### Figure record extracts
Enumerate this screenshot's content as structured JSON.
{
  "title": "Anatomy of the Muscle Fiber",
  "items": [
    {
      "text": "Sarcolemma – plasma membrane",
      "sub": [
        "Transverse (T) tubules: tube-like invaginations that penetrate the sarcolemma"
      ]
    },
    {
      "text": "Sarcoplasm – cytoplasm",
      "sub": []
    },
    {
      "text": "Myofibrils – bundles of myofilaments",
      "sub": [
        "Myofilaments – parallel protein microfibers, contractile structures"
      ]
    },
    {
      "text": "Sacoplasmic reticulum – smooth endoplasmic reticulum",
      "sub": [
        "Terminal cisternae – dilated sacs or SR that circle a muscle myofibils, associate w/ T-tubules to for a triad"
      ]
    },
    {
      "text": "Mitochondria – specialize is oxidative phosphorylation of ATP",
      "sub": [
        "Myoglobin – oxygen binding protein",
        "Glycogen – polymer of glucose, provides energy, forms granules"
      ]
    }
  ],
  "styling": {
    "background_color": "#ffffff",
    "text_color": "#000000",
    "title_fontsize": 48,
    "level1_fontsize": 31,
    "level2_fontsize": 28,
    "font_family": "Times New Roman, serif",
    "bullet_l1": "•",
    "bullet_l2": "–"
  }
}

### EXERCISE PROMPT
Repeat all of the data exactly.

### RESPONSE TO THE TASK
Enumerate this screenshot's content as structured JSON.
{
  "title": "Anatomy of the Muscle Fiber",
  "items": [
    {
      "text": "Sarcolemma – plasma membrane",
      "sub": [
        "Transverse (T) tubules: tube-like invaginations that penetrate the sarcolemma"
      ]
    },
    {
      "text": "Sarcoplasm – cytoplasm",
      "sub": []
    },
    {
      "text": "Myofibrils – bundles of myofilaments",
      "sub": [
        "Myofilaments – parallel protein microfibers, contractile structures"
      ]
    },
    {
      "text": "Sacoplasmic reticulum – smooth endoplasmic reticulum",
      "sub": [
        "Terminal cisternae – dilated sacs or SR that circle a muscle myofibils, associate w/ T-tubules to for a triad"
      ]
    },
    {
      "text": "Mitochondria – specialize is oxidative phosphorylation of ATP",
      "sub": [
        "Myoglobin – oxygen binding protein",
        "Glycogen – polymer of glucose, provides energy, forms granules"
      ]
    }
  ],
  "styling": {
    "background_color": "#ffffff",
    "text_color": "#000000",
    "title_fontsize": 48,
    "level1_fontsize": 31,
    "level2_fontsize": 28,
    "font_family": "Times New Roman, serif",
    "bullet_l1": "•",
    "bullet_l2": "–"
  }
}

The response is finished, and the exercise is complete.